Requirements
Extract each line of the records below that contains the string "filter".
==================================================
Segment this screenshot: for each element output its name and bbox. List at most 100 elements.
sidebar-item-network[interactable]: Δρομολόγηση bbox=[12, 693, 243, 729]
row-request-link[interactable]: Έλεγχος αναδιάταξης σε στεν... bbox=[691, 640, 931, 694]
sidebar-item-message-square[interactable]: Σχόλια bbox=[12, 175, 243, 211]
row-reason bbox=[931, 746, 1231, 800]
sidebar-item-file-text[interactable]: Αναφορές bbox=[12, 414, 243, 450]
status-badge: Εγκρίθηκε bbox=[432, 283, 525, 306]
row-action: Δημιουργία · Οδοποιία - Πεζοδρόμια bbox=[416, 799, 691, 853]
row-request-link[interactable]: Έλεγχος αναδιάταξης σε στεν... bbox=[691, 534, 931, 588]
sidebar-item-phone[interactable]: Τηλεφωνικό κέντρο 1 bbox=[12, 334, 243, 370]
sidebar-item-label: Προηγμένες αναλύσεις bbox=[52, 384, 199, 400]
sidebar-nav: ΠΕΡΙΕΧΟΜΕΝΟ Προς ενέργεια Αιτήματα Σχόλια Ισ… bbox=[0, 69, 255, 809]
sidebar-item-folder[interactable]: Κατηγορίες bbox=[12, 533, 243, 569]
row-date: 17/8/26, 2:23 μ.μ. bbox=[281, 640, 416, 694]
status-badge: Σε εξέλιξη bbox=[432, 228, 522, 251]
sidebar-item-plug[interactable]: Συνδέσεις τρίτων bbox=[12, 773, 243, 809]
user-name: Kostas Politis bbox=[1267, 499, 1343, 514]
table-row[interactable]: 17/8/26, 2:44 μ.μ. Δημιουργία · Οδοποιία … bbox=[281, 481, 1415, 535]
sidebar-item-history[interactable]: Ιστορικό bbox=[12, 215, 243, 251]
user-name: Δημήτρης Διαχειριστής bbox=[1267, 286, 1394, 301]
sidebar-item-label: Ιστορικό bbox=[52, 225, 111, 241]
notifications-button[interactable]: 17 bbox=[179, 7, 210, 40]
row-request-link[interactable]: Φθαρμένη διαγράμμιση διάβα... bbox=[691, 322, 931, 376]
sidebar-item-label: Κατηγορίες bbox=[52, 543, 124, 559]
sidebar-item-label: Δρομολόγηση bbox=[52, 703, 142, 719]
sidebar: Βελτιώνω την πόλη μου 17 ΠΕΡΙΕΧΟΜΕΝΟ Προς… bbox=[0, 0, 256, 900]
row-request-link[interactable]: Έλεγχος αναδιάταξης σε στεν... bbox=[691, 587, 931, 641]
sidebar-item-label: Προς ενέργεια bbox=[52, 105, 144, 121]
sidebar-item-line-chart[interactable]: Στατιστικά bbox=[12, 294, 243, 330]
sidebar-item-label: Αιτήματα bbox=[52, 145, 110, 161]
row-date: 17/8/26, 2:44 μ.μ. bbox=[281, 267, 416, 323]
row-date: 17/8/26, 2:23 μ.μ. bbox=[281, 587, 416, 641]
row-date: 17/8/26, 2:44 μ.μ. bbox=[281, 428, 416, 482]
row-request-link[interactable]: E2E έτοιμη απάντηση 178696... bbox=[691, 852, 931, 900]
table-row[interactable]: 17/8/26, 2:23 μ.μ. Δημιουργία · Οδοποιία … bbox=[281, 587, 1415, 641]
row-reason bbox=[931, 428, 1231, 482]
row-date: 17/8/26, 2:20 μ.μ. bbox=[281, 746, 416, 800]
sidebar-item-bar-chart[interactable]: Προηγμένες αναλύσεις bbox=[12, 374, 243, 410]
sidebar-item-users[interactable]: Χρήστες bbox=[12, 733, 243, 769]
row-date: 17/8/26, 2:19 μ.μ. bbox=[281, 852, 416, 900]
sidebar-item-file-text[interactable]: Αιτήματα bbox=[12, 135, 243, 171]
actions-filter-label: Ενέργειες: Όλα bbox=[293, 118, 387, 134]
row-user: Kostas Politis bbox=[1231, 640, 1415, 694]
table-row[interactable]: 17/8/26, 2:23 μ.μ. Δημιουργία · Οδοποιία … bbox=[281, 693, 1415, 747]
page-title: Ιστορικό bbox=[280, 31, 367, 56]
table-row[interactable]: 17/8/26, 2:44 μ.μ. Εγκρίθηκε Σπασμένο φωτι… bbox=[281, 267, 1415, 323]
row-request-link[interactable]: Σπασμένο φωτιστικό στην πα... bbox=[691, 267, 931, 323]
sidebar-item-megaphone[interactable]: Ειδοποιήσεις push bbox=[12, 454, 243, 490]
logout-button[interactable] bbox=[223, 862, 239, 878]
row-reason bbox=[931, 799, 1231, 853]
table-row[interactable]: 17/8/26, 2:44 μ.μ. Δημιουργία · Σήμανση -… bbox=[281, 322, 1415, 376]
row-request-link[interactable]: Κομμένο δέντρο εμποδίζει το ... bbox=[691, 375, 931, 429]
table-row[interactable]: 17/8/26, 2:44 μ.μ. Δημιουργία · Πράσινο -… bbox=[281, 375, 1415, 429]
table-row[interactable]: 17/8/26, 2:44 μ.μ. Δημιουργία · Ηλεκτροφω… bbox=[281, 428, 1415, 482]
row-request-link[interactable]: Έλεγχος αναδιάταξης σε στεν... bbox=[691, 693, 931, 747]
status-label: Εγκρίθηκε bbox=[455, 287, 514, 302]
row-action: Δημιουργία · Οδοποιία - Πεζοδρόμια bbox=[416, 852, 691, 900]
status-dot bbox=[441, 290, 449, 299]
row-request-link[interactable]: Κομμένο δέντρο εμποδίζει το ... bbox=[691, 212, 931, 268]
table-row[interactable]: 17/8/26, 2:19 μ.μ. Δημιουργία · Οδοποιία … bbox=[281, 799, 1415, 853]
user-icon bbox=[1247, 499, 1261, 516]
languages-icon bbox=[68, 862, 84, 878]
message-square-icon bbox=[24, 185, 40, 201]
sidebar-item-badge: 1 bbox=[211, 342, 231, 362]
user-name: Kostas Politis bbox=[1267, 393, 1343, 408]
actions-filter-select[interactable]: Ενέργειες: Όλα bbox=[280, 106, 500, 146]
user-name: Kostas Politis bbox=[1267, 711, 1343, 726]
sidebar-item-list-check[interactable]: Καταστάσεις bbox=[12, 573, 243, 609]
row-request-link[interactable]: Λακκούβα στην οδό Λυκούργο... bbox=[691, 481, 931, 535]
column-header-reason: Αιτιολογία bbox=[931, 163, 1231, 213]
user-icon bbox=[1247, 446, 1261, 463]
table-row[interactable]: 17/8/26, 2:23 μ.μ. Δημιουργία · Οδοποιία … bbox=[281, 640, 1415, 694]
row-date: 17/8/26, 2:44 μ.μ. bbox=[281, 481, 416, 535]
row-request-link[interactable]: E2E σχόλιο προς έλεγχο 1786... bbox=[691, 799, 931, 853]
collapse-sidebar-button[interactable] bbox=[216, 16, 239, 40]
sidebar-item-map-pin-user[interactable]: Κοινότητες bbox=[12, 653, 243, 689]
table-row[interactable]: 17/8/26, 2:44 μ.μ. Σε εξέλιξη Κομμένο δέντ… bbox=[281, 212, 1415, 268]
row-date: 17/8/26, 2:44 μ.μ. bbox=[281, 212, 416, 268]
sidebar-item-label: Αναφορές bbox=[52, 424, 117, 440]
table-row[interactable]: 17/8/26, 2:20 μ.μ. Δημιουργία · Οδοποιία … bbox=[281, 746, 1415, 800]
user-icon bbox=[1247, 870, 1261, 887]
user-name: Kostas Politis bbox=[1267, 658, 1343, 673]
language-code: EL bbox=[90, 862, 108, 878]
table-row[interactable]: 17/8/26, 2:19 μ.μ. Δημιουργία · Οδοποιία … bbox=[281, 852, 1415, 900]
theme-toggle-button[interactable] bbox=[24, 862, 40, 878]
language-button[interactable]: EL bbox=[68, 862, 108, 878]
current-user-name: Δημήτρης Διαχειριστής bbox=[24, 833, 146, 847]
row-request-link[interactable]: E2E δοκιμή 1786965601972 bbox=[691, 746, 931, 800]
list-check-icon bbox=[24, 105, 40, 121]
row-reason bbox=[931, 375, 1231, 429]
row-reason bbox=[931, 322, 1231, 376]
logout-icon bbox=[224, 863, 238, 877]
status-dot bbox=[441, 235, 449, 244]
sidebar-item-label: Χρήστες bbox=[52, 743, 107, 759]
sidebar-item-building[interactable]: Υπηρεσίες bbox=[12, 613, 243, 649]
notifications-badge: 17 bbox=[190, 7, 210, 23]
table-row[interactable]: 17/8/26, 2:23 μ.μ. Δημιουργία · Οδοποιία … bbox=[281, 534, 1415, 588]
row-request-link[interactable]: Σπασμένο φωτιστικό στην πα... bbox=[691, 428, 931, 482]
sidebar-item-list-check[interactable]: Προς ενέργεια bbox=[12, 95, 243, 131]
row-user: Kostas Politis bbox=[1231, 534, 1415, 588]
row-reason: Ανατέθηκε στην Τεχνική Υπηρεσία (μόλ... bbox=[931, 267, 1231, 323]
==================================================
Response
actions-filter-label: Ενέργειες: Όλα bbox=[293, 118, 387, 134]
actions-filter-select[interactable]: Ενέργειες: Όλα bbox=[280, 106, 500, 146]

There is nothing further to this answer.